Render every entry exactly as it appears.

::: Data shown :::

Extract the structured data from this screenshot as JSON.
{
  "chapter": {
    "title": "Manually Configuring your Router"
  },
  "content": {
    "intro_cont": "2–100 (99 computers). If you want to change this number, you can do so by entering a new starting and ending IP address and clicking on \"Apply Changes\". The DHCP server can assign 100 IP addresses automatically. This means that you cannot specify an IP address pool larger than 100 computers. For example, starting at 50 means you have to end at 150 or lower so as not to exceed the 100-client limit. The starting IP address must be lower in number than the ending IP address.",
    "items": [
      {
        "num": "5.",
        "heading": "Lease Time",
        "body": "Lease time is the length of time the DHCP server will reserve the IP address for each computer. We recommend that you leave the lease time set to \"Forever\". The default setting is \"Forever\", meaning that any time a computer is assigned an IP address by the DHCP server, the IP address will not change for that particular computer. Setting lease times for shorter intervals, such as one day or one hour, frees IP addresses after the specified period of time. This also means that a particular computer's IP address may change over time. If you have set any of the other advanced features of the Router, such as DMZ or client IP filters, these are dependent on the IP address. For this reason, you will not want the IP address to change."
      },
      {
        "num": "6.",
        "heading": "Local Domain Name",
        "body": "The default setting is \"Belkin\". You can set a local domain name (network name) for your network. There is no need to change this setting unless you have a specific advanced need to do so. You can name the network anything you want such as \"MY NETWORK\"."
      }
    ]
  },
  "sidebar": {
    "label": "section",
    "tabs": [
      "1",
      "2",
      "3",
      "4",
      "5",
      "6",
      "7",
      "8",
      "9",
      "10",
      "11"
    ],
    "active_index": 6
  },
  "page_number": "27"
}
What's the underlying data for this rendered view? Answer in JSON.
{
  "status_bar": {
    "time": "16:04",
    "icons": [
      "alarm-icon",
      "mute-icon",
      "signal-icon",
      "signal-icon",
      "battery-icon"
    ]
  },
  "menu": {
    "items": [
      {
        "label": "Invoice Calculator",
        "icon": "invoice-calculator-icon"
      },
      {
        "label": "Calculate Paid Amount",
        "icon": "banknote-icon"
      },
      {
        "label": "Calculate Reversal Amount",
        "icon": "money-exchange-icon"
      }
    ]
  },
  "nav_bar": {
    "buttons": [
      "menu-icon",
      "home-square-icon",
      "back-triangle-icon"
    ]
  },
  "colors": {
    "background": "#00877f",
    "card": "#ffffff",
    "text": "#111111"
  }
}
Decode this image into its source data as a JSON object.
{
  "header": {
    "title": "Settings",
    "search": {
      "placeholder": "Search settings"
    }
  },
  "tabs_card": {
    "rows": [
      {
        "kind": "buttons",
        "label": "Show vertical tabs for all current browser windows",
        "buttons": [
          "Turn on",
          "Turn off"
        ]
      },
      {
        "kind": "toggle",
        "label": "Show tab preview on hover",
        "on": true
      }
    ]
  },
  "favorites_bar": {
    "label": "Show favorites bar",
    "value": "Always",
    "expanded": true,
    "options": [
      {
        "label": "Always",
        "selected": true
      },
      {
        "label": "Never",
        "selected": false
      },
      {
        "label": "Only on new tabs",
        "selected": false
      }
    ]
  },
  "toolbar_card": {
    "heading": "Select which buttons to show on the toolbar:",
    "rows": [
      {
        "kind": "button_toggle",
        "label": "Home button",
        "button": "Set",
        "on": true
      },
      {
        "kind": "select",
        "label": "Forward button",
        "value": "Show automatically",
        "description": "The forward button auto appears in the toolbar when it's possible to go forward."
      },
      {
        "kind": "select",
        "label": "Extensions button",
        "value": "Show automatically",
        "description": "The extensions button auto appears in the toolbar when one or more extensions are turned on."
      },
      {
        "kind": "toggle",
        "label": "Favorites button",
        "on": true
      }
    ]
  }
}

:::

* Response below:
Extract the structured data from this screenshot as JSON.
{
  "chapter": {
    "title": "Manually Configuring your Router"
  },
  "content": {
    "intro_cont": "2–100 (99 computers). If you want to change this number, you can do so by entering a new starting and ending IP address and clicking on \"Apply Changes\". The DHCP server can assign 100 IP addresses automatically. This means that you cannot specify an IP address pool larger than 100 computers. For example, starting at 50 means you have to end at 150 or lower so as not to exceed the 100-client limit. The starting IP address must be lower in number than the ending IP address.",
    "items": [
      {
        "num": "5.",
        "heading": "Lease Time",
        "body": "Lease time is the length of time the DHCP server will reserve the IP address for each computer. We recommend that you leave the lease time set to \"Forever\". The default setting is \"Forever\", meaning that any time a computer is assigned an IP address by the DHCP server, the IP address will not change for that particular computer. Setting lease times for shorter intervals, such as one day or one hour, frees IP addresses after the specified period of time. This also means that a particular computer's IP address may change over time. If you have set any of the other advanced features of the Router, such as DMZ or client IP filters, these are dependent on the IP address. For this reason, you will not want the IP address to change."
      },
      {
        "num": "6.",
        "heading": "Local Domain Name",
        "body": "The default setting is \"Belkin\". You can set a local domain name (network name) for your network. There is no need to change this setting unless you have a specific advanced need to do so. You can name the network anything you want such as \"MY NETWORK\"."
      }
    ]
  },
  "sidebar": {
    "label": "section",
    "tabs": [
      "1",
      "2",
      "3",
      "4",
      "5",
      "6",
      "7",
      "8",
      "9",
      "10",
      "11"
    ],
    "active_index": 6
  },
  "page_number": "27"
}
What's the underlying data for this rendered view? Answer in JSON.
{
  "status_bar": {
    "time": "16:04",
    "icons": [
      "alarm-icon",
      "mute-icon",
      "signal-icon",
      "signal-icon",
      "battery-icon"
    ]
  },
  "menu": {
    "items": [
      {
        "label": "Invoice Calculator",
        "icon": "invoice-calculator-icon"
      },
      {
        "label": "Calculate Paid Amount",
        "icon": "banknote-icon"
      },
      {
        "label": "Calculate Reversal Amount",
        "icon": "money-exchange-icon"
      }
    ]
  },
  "nav_bar": {
    "buttons": [
      "menu-icon",
      "home-square-icon",
      "back-triangle-icon"
    ]
  },
  "colors": {
    "background": "#00877f",
    "card": "#ffffff",
    "text": "#111111"
  }
}
Decode this image into its source data as a JSON object.
{
  "header": {
    "title": "Settings",
    "search": {
      "placeholder": "Search settings"
    }
  },
  "tabs_card": {
    "rows": [
      {
        "kind": "buttons",
        "label": "Show vertical tabs for all current browser windows",
        "buttons": [
          "Turn on",
          "Turn off"
        ]
      },
      {
        "kind": "toggle",
        "label": "Show tab preview on hover",
        "on": true
      }
    ]
  },
  "favorites_bar": {
    "label": "Show favorites bar",
    "value": "Always",
    "expanded": true,
    "options": [
      {
        "label": "Always",
        "selected": true
      },
      {
        "label": "Never",
        "selected": false
      },
      {
        "label": "Only on new tabs",
        "selected": false
      }
    ]
  },
  "toolbar_card": {
    "heading": "Select which buttons to show on the toolbar:",
    "rows": [
      {
        "kind": "button_toggle",
        "label": "Home button",
        "button": "Set",
        "on": true
      },
      {
        "kind": "select",
        "label": "Forward button",
        "value": "Show automatically",
        "description": "The forward button auto appears in the toolbar when it's possible to go forward."
      },
      {
        "kind": "select",
        "label": "Extensions button",
        "value": "Show automatically",
        "description": "The extensions button auto appears in the toolbar when one or more extensions are turned on."
      },
      {
        "kind": "toggle",
        "label": "Favorites button",
        "on": true
      }
    ]
  }
}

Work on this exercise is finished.